Data records -
.....

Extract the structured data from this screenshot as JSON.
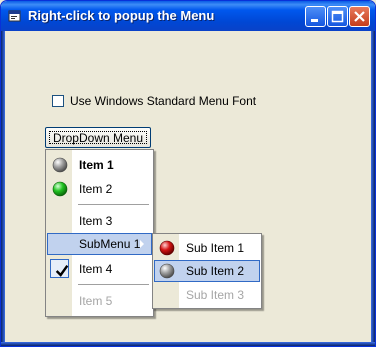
{
  "window": {
    "title": "Right-click to popup the Menu"
  },
  "checkbox": {
    "label": "Use Windows Standard Menu Font",
    "checked": false
  },
  "dropdown_button": {
    "label": "DropDown Menu"
  },
  "menu": {
    "items": [
      {
        "label": "Item 1",
        "icon": "gray-sphere-icon",
        "bold": true
      },
      {
        "label": "Item 2",
        "icon": "green-sphere-icon"
      },
      {
        "label": "Item 3"
      },
      {
        "label": "SubMenu 1",
        "has_submenu": true,
        "highlighted": true
      },
      {
        "label": "Item 4",
        "icon": "checkmark-icon",
        "checked": true
      },
      {
        "label": "Item 5",
        "disabled": true
      }
    ]
  },
  "submenu": {
    "items": [
      {
        "label": "Sub Item 1",
        "icon": "red-sphere-icon"
      },
      {
        "label": "Sub Item 2",
        "icon": "gray-sphere-icon",
        "highlighted": true
      },
      {
        "label": "Sub Item 3",
        "disabled": true
      }
    ]
  },
  "colors": {
    "titlebar": "#0054e3",
    "highlight_bg": "#c1d2ee",
    "highlight_border": "#316ac5",
    "face": "#ece9d8",
    "disabled_text": "#a6a6a6"
  }
}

.....

Every line should be retyped exactly, with the pictures omitted.

Answer to the task -
Extract the structured data from this screenshot as JSON.
{
  "window": {
    "title": "Right-click to popup the Menu"
  },
  "checkbox": {
    "label": "Use Windows Standard Menu Font",
    "checked": false
  },
  "dropdown_button": {
    "label": "DropDown Menu"
  },
  "menu": {
    "items": [
      {
        "label": "Item 1",
        "icon": "gray-sphere-icon",
        "bold": true
      },
      {
        "label": "Item 2",
        "icon": "green-sphere-icon"
      },
      {
        "label": "Item 3"
      },
      {
        "label": "SubMenu 1",
        "has_submenu": true,
        "highlighted": true
      },
      {
        "label": "Item 4",
        "icon": "checkmark-icon",
        "checked": true
      },
      {
        "label": "Item 5",
        "disabled": true
      }
    ]
  },
  "submenu": {
    "items": [
      {
        "label": "Sub Item 1",
        "icon": "red-sphere-icon"
      },
      {
        "label": "Sub Item 2",
        "icon": "gray-sphere-icon",
        "highlighted": true
      },
      {
        "label": "Sub Item 3",
        "disabled": true
      }
    ]
  },
  "colors": {
    "titlebar": "#0054e3",
    "highlight_bg": "#c1d2ee",
    "highlight_border": "#316ac5",
    "face": "#ece9d8",
    "disabled_text": "#a6a6a6"
  }
}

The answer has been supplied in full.